THE TASK:
Pictures stay out of the copy; set down each line of the listing below exactly.

DATA ROWS:
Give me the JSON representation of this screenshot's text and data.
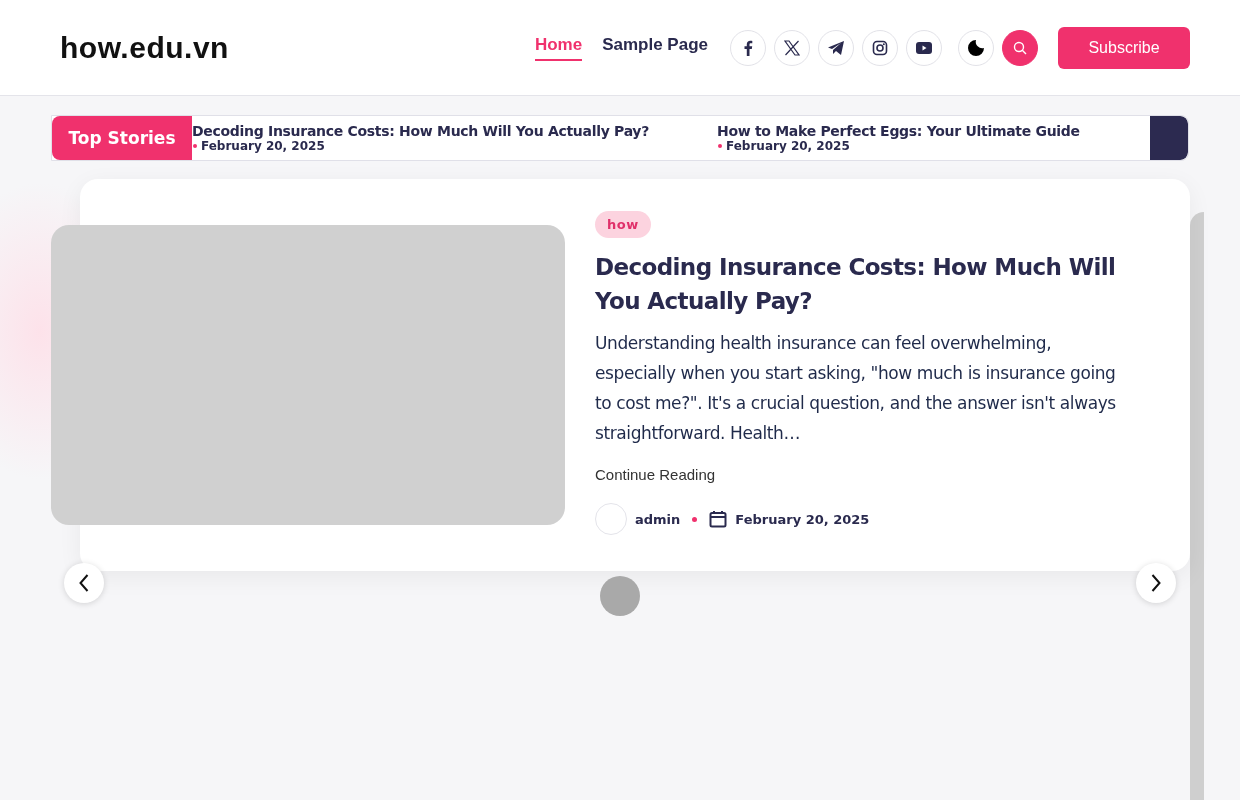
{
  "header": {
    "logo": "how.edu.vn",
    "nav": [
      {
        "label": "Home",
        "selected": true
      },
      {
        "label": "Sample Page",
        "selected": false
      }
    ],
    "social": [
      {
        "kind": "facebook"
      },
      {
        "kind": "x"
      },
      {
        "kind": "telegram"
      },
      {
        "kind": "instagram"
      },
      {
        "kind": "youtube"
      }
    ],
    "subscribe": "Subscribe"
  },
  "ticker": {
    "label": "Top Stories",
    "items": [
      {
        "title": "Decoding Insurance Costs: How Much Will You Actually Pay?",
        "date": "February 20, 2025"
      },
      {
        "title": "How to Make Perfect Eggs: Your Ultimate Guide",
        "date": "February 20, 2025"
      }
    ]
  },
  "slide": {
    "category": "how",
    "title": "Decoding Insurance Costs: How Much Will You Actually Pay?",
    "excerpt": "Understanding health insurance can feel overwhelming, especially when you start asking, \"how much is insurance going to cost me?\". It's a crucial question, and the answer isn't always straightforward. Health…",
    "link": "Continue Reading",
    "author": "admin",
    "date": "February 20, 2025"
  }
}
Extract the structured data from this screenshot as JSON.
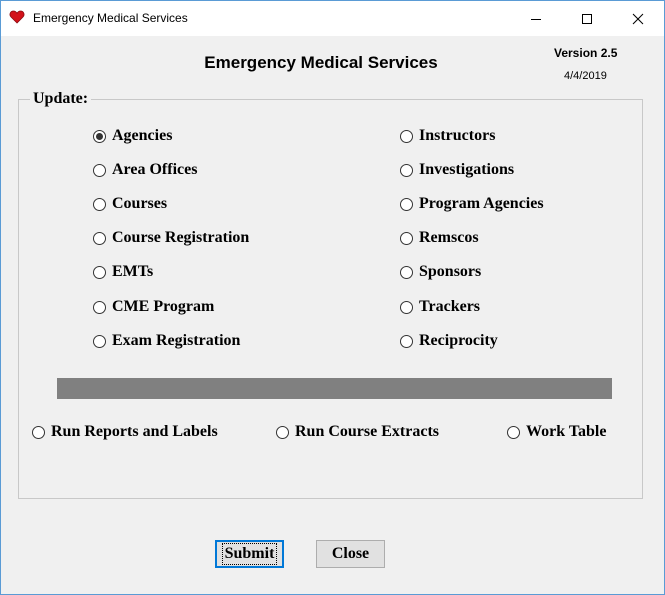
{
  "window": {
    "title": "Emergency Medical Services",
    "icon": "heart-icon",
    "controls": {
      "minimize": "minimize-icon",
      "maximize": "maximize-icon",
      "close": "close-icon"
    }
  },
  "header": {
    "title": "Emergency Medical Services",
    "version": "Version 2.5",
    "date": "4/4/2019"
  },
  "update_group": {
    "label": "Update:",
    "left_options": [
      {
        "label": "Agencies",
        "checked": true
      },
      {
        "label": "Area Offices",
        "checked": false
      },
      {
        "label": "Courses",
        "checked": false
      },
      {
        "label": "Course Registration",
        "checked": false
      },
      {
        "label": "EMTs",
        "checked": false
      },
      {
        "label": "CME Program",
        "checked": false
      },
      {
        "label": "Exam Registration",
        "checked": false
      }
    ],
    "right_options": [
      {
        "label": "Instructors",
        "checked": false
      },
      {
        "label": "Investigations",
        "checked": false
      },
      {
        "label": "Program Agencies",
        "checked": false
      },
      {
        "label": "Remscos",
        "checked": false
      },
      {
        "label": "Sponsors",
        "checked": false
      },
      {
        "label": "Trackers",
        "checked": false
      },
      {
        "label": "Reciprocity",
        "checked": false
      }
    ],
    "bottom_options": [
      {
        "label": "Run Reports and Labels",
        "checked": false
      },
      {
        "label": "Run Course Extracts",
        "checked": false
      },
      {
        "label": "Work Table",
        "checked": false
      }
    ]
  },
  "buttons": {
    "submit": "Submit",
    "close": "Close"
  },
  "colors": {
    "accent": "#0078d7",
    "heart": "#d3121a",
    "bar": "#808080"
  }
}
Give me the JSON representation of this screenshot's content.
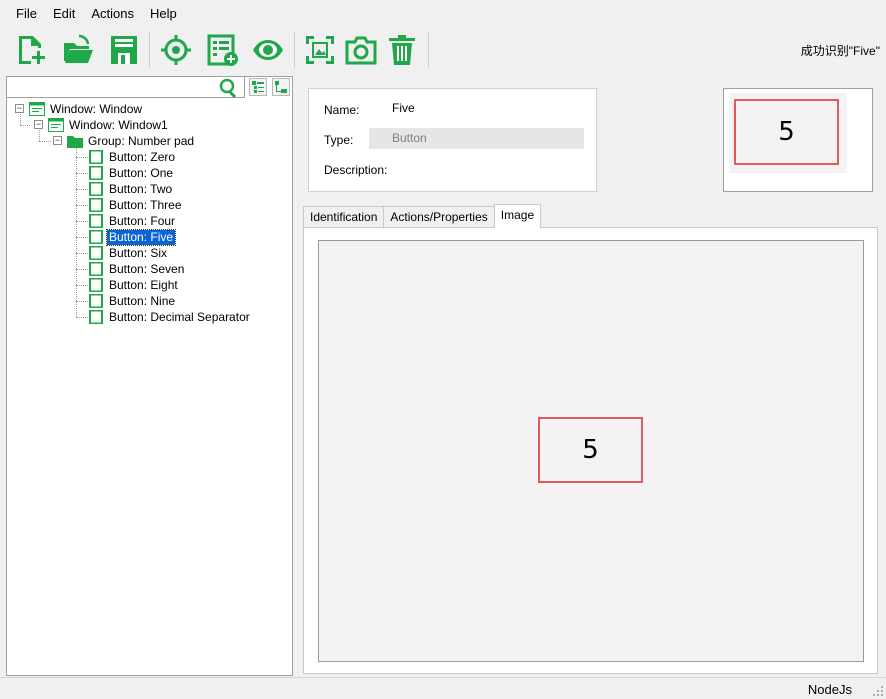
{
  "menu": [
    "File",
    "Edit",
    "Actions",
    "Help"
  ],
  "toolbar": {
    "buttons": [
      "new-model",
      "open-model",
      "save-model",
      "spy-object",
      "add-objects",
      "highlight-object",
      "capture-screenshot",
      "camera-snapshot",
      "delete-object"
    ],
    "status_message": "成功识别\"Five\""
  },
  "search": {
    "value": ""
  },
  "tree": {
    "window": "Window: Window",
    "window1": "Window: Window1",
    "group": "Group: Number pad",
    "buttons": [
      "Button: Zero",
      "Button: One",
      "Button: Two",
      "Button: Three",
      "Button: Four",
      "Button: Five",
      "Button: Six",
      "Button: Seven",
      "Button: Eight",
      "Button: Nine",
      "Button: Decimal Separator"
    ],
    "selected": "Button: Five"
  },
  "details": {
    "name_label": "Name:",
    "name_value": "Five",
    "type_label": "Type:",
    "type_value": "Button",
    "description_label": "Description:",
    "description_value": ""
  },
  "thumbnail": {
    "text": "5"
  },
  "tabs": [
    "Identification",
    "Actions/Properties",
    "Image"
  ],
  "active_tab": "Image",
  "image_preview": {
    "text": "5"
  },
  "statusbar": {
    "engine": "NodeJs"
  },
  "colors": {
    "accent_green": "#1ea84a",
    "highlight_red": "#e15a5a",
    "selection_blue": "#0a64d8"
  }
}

RESULT BELOW:
Give me the JSON representation of this screenshot's text and data.
{
  "header": {
    "logo": "how.edu.vn",
    "nav": [
      {
        "label": "Home",
        "selected": true
      },
      {
        "label": "Sample Page",
        "selected": false
      }
    ],
    "social": [
      {
        "kind": "facebook"
      },
      {
        "kind": "x"
      },
      {
        "kind": "telegram"
      },
      {
        "kind": "instagram"
      },
      {
        "kind": "youtube"
      }
    ],
    "subscribe": "Subscribe"
  },
  "ticker": {
    "label": "Top Stories",
    "items": [
      {
        "title": "Decoding Insurance Costs: How Much Will You Actually Pay?",
        "date": "February 20, 2025"
      },
      {
        "title": "How to Make Perfect Eggs: Your Ultimate Guide",
        "date": "February 20, 2025"
      }
    ]
  },
  "slide": {
    "category": "how",
    "title": "Decoding Insurance Costs: How Much Will You Actually Pay?",
    "excerpt": "Understanding health insurance can feel overwhelming, especially when you start asking, \"how much is insurance going to cost me?\". It's a crucial question, and the answer isn't always straightforward. Health…",
    "link": "Continue Reading",
    "author": "admin",
    "date": "February 20, 2025"
  }
}
Extract the structured data from this screenshot as JSON.
{
  "window": {
    "title": "Emergency Medical Services",
    "icon": "heart-icon",
    "controls": {
      "minimize": "minimize-icon",
      "maximize": "maximize-icon",
      "close": "close-icon"
    }
  },
  "header": {
    "title": "Emergency Medical Services",
    "version": "Version 2.5",
    "date": "4/4/2019"
  },
  "update_group": {
    "label": "Update:",
    "left_options": [
      {
        "label": "Agencies",
        "checked": true
      },
      {
        "label": "Area Offices",
        "checked": false
      },
      {
        "label": "Courses",
        "checked": false
      },
      {
        "label": "Course Registration",
        "checked": false
      },
      {
        "label": "EMTs",
        "checked": false
      },
      {
        "label": "CME Program",
        "checked": false
      },
      {
        "label": "Exam Registration",
        "checked": false
      }
    ],
    "right_options": [
      {
        "label": "Instructors",
        "checked": false
      },
      {
        "label": "Investigations",
        "checked": false
      },
      {
        "label": "Program Agencies",
        "checked": false
      },
      {
        "label": "Remscos",
        "checked": false
      },
      {
        "label": "Sponsors",
        "checked": false
      },
      {
        "label": "Trackers",
        "checked": false
      },
      {
        "label": "Reciprocity",
        "checked": false
      }
    ],
    "bottom_options": [
      {
        "label": "Run Reports and Labels",
        "checked": false
      },
      {
        "label": "Run Course Extracts",
        "checked": false
      },
      {
        "label": "Work Table",
        "checked": false
      }
    ]
  },
  "buttons": {
    "submit": "Submit",
    "close": "Close"
  },
  "colors": {
    "accent": "#0078d7",
    "heart": "#d3121a",
    "bar": "#808080"
  }
}
Give me the JSON representation of this screenshot's content.
{
  "menu": [
    "File",
    "Edit",
    "Actions",
    "Help"
  ],
  "toolbar": {
    "buttons": [
      "new-model",
      "open-model",
      "save-model",
      "spy-object",
      "add-objects",
      "highlight-object",
      "capture-screenshot",
      "camera-snapshot",
      "delete-object"
    ],
    "status_message": "成功识别\"Five\""
  },
  "search": {
    "value": ""
  },
  "tree": {
    "window": "Window: Window",
    "window1": "Window: Window1",
    "group": "Group: Number pad",
    "buttons": [
      "Button: Zero",
      "Button: One",
      "Button: Two",
      "Button: Three",
      "Button: Four",
      "Button: Five",
      "Button: Six",
      "Button: Seven",
      "Button: Eight",
      "Button: Nine",
      "Button: Decimal Separator"
    ],
    "selected": "Button: Five"
  },
  "details": {
    "name_label": "Name:",
    "name_value": "Five",
    "type_label": "Type:",
    "type_value": "Button",
    "description_label": "Description:",
    "description_value": ""
  },
  "thumbnail": {
    "text": "5"
  },
  "tabs": [
    "Identification",
    "Actions/Properties",
    "Image"
  ],
  "active_tab": "Image",
  "image_preview": {
    "text": "5"
  },
  "statusbar": {
    "engine": "NodeJs"
  },
  "colors": {
    "accent_green": "#1ea84a",
    "highlight_red": "#e15a5a",
    "selection_blue": "#0a64d8"
  }
}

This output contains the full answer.